**Labeled box records:**
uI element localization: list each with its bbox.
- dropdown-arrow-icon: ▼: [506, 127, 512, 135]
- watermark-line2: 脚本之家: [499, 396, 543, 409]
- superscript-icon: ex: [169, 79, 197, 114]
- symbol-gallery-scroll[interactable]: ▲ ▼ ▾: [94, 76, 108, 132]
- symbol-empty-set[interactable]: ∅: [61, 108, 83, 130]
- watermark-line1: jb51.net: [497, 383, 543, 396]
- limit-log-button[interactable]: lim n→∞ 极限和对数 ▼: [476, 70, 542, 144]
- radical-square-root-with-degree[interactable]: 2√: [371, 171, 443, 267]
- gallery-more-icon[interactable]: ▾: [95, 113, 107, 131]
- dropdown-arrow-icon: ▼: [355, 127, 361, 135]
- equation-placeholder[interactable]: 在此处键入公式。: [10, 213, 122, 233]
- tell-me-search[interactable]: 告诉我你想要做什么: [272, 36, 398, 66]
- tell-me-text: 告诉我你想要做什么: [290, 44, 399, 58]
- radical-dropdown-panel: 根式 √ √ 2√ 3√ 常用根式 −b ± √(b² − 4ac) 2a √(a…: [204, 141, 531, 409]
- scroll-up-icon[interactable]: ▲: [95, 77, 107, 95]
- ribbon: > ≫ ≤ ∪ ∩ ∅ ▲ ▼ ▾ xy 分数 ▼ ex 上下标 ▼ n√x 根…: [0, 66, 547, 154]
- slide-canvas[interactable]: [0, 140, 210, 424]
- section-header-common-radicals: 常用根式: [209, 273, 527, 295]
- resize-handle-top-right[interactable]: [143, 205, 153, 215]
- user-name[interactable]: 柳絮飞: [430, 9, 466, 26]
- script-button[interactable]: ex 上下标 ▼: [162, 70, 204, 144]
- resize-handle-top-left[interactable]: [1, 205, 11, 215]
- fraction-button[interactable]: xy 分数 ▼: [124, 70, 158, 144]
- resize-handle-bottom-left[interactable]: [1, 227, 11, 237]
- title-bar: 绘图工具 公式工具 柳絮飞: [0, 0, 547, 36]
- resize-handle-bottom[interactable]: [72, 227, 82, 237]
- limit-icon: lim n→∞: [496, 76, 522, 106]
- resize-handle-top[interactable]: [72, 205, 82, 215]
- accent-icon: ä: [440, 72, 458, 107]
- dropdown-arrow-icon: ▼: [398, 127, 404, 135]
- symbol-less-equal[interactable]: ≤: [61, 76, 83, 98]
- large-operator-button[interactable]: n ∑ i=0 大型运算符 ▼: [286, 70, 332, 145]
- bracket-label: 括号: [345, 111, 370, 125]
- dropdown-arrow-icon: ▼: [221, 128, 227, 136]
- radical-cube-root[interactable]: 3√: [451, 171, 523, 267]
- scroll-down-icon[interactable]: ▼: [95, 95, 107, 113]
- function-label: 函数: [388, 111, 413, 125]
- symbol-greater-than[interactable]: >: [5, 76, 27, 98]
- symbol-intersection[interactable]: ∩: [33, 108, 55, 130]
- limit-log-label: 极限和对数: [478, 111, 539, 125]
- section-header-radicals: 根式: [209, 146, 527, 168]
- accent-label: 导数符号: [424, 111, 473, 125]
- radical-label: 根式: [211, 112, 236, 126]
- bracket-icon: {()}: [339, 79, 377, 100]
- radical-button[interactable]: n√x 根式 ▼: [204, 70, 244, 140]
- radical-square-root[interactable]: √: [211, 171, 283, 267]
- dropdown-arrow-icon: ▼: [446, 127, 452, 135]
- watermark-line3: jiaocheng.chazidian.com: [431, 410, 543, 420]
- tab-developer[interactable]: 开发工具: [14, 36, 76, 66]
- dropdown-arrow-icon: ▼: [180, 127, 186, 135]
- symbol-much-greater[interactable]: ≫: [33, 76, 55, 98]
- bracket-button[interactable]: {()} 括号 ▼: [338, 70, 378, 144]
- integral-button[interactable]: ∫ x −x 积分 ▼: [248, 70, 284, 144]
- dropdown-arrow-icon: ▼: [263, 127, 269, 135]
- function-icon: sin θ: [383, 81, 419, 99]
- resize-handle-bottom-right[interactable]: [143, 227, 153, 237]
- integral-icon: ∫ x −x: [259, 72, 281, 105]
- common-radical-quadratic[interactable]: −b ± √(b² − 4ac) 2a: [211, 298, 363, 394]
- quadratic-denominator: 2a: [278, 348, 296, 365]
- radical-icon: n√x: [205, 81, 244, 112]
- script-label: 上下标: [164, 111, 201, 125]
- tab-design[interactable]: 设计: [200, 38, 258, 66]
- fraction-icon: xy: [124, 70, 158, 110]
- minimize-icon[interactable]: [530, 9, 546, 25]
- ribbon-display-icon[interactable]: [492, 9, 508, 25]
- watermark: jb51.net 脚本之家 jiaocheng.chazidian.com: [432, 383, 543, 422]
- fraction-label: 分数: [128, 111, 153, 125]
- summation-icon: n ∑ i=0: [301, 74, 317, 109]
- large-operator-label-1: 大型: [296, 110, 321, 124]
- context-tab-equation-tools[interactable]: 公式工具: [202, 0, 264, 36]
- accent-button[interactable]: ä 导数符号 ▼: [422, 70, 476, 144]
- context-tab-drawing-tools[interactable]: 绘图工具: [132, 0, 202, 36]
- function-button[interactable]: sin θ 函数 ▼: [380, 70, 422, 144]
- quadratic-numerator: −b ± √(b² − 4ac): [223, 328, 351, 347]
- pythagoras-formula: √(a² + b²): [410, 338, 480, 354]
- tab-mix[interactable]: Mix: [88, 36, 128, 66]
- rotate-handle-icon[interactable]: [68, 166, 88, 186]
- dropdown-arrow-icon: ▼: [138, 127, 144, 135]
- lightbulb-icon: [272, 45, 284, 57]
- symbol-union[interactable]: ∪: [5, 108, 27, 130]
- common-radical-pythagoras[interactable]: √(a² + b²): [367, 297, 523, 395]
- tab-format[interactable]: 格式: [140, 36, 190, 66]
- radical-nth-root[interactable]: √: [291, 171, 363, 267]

**Direction:**
Reproduce everything from the start of the records down to the line containing "- limit-log-label: 极限和对数: [478, 111, 539, 125]", including both ends.

**The completed task:**
uI element localization: list each with its bbox.
- dropdown-arrow-icon: ▼: [506, 127, 512, 135]
- watermark-line2: 脚本之家: [499, 396, 543, 409]
- superscript-icon: ex: [169, 79, 197, 114]
- symbol-gallery-scroll[interactable]: ▲ ▼ ▾: [94, 76, 108, 132]
- symbol-empty-set[interactable]: ∅: [61, 108, 83, 130]
- watermark-line1: jb51.net: [497, 383, 543, 396]
- limit-log-button[interactable]: lim n→∞ 极限和对数 ▼: [476, 70, 542, 144]
- radical-square-root-with-degree[interactable]: 2√: [371, 171, 443, 267]
- gallery-more-icon[interactable]: ▾: [95, 113, 107, 131]
- dropdown-arrow-icon: ▼: [355, 127, 361, 135]
- equation-placeholder[interactable]: 在此处键入公式。: [10, 213, 122, 233]
- tell-me-search[interactable]: 告诉我你想要做什么: [272, 36, 398, 66]
- tell-me-text: 告诉我你想要做什么: [290, 44, 399, 58]
- radical-dropdown-panel: 根式 √ √ 2√ 3√ 常用根式 −b ± √(b² − 4ac) 2a √(a…: [204, 141, 531, 409]
- scroll-up-icon[interactable]: ▲: [95, 77, 107, 95]
- ribbon: > ≫ ≤ ∪ ∩ ∅ ▲ ▼ ▾ xy 分数 ▼ ex 上下标 ▼ n√x 根…: [0, 66, 547, 154]
- slide-canvas[interactable]: [0, 140, 210, 424]
- section-header-common-radicals: 常用根式: [209, 273, 527, 295]
- resize-handle-top-right[interactable]: [143, 205, 153, 215]
- user-name[interactable]: 柳絮飞: [430, 9, 466, 26]
- script-button[interactable]: ex 上下标 ▼: [162, 70, 204, 144]
- resize-handle-top-left[interactable]: [1, 205, 11, 215]
- fraction-button[interactable]: xy 分数 ▼: [124, 70, 158, 144]
- resize-handle-bottom-left[interactable]: [1, 227, 11, 237]
- title-bar: 绘图工具 公式工具 柳絮飞: [0, 0, 547, 36]
- resize-handle-bottom[interactable]: [72, 227, 82, 237]
- limit-icon: lim n→∞: [496, 76, 522, 106]
- resize-handle-top[interactable]: [72, 205, 82, 215]
- accent-icon: ä: [440, 72, 458, 107]
- dropdown-arrow-icon: ▼: [398, 127, 404, 135]
- symbol-less-equal[interactable]: ≤: [61, 76, 83, 98]
- large-operator-button[interactable]: n ∑ i=0 大型运算符 ▼: [286, 70, 332, 145]
- bracket-label: 括号: [345, 111, 370, 125]
- dropdown-arrow-icon: ▼: [221, 128, 227, 136]
- radical-cube-root[interactable]: 3√: [451, 171, 523, 267]
- scroll-down-icon[interactable]: ▼: [95, 95, 107, 113]
- function-label: 函数: [388, 111, 413, 125]
- symbol-greater-than[interactable]: >: [5, 76, 27, 98]
- symbol-intersection[interactable]: ∩: [33, 108, 55, 130]
- limit-log-label: 极限和对数: [478, 111, 539, 125]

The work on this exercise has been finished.